/---

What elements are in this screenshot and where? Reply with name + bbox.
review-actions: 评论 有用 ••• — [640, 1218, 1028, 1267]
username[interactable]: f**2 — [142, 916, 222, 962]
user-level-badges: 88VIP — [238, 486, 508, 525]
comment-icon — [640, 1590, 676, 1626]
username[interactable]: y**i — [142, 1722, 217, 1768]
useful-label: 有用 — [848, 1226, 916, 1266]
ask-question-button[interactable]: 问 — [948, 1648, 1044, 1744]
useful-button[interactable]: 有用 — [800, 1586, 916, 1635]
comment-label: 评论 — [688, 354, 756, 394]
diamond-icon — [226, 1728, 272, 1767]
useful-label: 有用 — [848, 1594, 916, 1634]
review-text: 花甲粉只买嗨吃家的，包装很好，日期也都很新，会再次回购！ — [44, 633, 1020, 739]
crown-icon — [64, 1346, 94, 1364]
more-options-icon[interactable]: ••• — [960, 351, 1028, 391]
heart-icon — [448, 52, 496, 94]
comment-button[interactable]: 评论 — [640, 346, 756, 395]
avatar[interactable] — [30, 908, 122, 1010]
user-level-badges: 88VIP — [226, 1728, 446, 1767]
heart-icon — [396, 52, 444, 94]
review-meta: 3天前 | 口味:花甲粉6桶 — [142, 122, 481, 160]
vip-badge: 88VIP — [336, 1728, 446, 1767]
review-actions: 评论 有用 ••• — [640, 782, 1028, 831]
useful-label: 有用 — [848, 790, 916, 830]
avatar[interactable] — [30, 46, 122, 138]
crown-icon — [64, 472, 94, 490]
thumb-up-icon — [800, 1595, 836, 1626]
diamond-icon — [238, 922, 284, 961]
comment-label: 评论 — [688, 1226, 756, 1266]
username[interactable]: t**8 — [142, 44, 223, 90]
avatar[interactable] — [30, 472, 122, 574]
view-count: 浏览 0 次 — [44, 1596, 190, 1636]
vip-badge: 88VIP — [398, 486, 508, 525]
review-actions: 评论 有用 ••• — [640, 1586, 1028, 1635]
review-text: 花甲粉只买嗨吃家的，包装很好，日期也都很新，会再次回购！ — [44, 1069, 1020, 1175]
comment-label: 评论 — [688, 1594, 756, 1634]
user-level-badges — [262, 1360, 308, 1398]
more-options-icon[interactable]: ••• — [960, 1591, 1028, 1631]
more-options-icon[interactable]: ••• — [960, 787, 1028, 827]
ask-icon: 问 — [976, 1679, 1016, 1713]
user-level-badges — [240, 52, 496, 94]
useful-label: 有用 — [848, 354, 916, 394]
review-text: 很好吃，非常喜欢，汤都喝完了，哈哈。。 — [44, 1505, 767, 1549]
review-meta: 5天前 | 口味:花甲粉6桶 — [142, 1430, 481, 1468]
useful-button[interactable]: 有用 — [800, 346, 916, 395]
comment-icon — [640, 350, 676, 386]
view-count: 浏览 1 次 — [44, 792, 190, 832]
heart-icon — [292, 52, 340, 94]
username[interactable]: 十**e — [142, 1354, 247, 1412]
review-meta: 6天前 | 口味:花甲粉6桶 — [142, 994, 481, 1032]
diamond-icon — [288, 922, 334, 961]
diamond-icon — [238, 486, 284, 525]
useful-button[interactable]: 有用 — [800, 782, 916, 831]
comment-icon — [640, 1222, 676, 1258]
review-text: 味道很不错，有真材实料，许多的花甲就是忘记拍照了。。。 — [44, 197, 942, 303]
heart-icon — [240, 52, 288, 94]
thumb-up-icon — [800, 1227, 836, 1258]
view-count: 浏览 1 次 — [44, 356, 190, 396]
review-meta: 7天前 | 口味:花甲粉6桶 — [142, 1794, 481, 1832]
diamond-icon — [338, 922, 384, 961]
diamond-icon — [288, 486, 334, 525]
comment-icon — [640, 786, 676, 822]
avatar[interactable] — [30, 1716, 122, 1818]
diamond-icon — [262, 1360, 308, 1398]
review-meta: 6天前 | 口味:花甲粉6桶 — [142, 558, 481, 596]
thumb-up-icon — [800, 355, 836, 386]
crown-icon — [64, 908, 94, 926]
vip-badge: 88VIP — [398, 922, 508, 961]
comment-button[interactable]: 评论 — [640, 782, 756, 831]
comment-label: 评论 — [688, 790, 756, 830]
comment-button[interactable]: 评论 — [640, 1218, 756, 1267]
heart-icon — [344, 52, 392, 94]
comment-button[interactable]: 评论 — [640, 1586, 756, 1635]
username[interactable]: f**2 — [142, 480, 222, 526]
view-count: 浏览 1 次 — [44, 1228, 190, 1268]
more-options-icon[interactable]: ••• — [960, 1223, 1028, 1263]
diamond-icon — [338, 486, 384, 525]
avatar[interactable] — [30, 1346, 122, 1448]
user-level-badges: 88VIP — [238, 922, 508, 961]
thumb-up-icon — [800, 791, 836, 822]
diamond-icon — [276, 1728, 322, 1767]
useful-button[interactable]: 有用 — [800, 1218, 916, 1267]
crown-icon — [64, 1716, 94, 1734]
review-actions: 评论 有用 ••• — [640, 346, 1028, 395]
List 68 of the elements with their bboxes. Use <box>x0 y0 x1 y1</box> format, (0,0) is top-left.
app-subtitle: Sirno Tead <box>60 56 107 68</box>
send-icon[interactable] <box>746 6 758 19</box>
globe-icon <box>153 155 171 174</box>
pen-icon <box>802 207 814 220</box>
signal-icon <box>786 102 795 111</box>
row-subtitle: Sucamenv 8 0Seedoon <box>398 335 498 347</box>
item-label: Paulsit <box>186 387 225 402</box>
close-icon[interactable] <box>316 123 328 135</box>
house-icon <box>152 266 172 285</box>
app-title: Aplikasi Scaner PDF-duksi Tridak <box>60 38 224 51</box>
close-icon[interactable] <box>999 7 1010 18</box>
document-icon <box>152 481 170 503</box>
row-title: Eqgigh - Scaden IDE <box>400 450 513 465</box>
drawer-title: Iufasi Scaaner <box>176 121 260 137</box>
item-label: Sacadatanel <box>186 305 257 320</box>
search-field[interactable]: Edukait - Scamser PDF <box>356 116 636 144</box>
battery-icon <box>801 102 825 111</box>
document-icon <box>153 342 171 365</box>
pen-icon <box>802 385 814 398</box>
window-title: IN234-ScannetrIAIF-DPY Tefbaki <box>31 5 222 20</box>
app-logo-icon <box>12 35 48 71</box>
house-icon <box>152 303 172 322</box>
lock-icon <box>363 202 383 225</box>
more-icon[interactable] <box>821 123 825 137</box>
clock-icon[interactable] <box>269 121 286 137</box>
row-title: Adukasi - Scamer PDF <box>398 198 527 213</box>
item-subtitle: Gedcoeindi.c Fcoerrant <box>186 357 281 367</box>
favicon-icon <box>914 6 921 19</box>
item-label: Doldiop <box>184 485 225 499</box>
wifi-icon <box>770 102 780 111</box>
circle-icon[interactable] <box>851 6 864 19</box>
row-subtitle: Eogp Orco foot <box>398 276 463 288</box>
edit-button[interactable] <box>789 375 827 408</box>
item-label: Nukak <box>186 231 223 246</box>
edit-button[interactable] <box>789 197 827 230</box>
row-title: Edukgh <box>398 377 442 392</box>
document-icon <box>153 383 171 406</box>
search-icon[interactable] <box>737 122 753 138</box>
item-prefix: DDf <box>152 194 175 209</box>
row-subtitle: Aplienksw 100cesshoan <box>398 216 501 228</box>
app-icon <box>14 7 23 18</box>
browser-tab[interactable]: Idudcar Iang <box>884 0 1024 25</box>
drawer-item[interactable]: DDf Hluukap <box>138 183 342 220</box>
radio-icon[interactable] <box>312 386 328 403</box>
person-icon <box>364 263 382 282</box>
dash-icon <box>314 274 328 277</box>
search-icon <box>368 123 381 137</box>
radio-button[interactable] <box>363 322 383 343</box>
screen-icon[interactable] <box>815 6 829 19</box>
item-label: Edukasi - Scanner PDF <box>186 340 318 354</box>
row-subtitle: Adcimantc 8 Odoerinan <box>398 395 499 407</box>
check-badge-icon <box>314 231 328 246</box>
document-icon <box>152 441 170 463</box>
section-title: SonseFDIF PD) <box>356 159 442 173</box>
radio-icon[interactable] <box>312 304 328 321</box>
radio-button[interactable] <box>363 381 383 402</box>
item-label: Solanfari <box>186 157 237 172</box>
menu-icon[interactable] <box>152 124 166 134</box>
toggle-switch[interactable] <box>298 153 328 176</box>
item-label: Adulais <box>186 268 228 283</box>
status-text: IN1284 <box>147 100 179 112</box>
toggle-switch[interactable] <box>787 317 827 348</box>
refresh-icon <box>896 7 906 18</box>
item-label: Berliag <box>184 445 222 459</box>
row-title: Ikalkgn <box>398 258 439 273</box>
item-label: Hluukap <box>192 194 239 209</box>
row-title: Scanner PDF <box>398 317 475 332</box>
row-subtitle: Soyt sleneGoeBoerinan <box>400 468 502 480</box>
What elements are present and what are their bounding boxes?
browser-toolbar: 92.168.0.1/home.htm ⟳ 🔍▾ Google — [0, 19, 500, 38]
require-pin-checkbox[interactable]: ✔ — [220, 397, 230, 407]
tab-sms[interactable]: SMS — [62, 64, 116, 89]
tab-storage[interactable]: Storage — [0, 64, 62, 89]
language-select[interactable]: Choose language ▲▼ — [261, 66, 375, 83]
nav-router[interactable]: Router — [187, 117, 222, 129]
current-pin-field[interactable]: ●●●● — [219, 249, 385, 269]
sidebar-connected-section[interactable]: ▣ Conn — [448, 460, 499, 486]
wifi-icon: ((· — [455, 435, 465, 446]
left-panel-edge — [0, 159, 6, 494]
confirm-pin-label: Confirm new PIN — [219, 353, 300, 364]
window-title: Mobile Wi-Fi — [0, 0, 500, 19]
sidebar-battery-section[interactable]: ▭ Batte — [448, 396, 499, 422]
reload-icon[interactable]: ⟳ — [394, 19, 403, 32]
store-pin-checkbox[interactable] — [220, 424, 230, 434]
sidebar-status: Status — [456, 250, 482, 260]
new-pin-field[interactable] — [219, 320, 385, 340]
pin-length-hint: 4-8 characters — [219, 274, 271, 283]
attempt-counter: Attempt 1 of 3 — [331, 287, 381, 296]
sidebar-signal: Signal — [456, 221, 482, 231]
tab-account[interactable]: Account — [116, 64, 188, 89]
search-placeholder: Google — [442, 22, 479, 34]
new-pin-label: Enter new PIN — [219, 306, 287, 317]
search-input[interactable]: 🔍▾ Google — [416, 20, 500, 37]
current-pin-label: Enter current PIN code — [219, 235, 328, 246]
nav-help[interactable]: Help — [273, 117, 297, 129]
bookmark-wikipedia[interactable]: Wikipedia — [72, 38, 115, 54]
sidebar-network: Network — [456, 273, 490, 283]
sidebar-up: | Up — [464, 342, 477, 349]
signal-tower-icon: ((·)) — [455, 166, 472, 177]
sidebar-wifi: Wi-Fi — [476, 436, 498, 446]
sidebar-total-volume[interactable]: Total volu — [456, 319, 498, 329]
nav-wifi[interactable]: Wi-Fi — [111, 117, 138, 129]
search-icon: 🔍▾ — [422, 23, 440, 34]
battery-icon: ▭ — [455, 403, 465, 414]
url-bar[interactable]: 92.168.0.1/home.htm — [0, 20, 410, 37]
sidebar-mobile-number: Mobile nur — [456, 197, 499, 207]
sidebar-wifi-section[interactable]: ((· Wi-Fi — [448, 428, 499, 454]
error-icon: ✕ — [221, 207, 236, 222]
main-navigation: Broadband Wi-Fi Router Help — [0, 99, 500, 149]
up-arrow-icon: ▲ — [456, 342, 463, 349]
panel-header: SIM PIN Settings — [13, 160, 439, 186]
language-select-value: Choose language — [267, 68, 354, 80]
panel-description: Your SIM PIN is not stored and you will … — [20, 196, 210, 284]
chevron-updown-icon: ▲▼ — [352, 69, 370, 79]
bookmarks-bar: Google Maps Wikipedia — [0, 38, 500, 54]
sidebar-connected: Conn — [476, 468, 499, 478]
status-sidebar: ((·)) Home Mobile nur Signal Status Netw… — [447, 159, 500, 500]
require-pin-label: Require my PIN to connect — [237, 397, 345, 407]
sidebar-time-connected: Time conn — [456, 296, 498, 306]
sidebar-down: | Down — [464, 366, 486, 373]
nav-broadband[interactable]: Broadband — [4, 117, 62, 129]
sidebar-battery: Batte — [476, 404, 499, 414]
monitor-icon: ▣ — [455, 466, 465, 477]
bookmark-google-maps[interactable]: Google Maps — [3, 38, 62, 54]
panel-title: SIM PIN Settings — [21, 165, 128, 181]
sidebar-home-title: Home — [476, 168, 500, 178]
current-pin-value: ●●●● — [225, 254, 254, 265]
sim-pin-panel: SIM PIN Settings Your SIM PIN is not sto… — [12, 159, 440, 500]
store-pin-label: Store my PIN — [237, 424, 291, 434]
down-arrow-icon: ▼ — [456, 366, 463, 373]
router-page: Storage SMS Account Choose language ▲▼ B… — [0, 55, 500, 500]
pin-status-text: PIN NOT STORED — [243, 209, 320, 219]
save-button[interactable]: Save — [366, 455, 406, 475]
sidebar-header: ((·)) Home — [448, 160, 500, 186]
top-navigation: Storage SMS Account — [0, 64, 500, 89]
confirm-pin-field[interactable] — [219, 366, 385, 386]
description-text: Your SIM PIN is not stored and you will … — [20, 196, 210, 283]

\---

Recast the listing above as a numbered list, from its first line through the line containing "useful-button[interactable]: 有用 — [800, 1586, 916, 1635]", with both ends included and any blank lines omitted.

1. What elements are in this screenshot and where? Reply with name + bbox.
2. review-actions: 评论 有用 ••• — [640, 1218, 1028, 1267]
3. username[interactable]: f**2 — [142, 916, 222, 962]
4. user-level-badges: 88VIP — [238, 486, 508, 525]
5. comment-icon — [640, 1590, 676, 1626]
6. username[interactable]: y**i — [142, 1722, 217, 1768]
7. useful-label: 有用 — [848, 1226, 916, 1266]
8. ask-question-button[interactable]: 问 — [948, 1648, 1044, 1744]
9. useful-button[interactable]: 有用 — [800, 1586, 916, 1635]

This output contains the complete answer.